ENTRIES PROVIDED >>
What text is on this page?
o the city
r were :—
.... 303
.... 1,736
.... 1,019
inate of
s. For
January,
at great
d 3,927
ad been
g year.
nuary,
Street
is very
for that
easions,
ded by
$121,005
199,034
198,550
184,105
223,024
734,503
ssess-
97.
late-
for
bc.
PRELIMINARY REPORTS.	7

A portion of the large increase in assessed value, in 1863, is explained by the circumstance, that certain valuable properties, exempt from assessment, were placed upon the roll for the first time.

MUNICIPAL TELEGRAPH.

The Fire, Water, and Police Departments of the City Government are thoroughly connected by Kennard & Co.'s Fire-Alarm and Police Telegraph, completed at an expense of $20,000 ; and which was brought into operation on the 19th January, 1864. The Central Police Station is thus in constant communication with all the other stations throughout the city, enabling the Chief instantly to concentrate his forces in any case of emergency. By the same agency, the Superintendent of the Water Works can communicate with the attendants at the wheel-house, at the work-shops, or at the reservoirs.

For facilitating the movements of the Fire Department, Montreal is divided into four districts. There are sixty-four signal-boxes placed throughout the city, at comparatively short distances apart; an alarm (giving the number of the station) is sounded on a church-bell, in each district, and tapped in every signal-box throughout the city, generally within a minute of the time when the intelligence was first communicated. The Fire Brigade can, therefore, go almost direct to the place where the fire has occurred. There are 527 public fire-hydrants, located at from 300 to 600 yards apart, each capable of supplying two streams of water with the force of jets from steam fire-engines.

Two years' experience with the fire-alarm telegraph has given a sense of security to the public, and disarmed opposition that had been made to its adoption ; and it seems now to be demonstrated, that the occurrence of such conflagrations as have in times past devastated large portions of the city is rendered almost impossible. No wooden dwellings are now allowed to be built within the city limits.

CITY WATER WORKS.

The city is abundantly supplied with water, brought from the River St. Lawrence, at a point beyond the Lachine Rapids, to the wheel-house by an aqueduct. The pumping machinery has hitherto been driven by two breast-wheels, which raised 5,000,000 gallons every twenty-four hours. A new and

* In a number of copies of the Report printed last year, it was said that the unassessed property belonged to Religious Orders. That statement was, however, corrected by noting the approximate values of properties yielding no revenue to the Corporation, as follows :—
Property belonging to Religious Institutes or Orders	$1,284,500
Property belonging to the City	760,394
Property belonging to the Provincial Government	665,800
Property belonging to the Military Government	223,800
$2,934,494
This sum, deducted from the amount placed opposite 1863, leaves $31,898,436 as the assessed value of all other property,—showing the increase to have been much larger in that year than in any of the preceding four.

...

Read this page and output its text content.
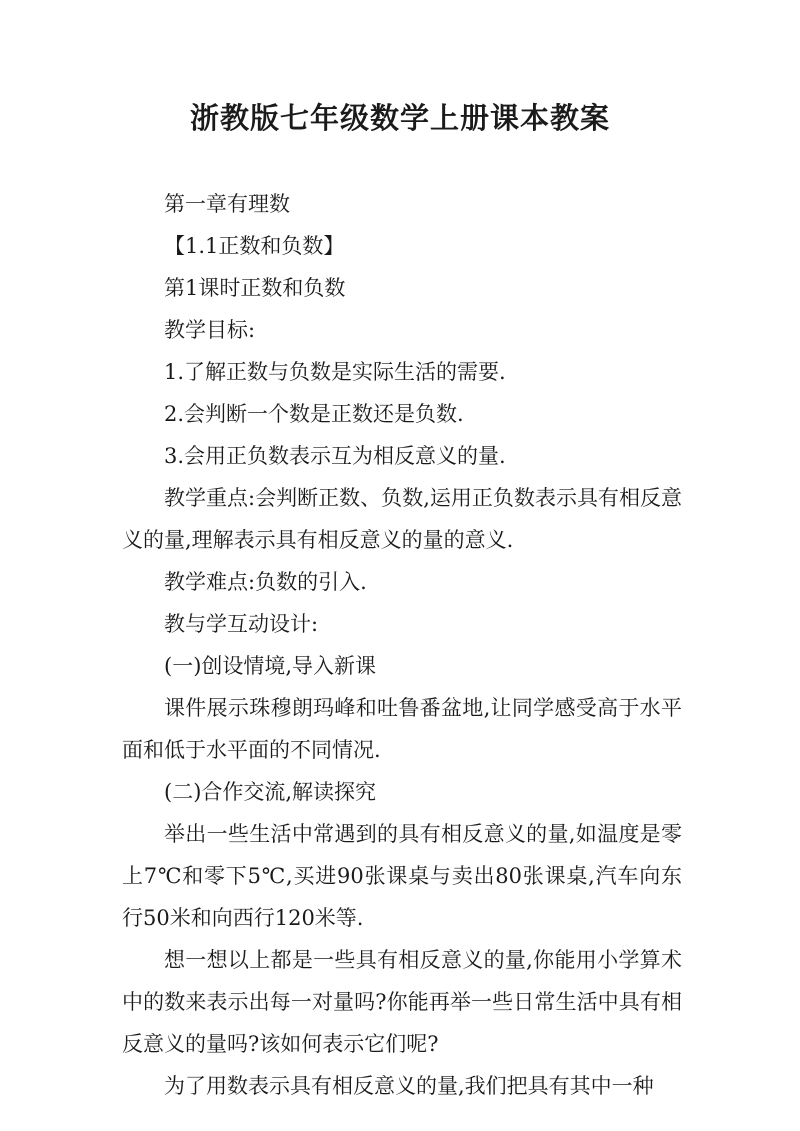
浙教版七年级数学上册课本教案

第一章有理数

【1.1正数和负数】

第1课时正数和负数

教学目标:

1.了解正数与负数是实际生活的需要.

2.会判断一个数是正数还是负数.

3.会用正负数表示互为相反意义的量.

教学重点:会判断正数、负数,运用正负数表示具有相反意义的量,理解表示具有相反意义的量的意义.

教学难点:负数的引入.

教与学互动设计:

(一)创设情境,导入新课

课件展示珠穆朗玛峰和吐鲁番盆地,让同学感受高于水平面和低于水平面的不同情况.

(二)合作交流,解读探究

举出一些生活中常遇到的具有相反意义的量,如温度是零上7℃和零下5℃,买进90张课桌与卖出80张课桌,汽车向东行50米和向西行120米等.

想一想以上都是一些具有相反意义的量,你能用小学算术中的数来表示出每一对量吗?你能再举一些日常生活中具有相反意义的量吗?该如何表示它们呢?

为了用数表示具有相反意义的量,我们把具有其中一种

WRITTEN TASK >> Which lines contain "were"? Show each of them.

COMPLETE RESPONSE >>
r were :—
A portion of the large increase in assessed value, in 1863, is explained by the circumstance, that certain valuable properties, exempt from assessment, were placed upon the roll for the first time.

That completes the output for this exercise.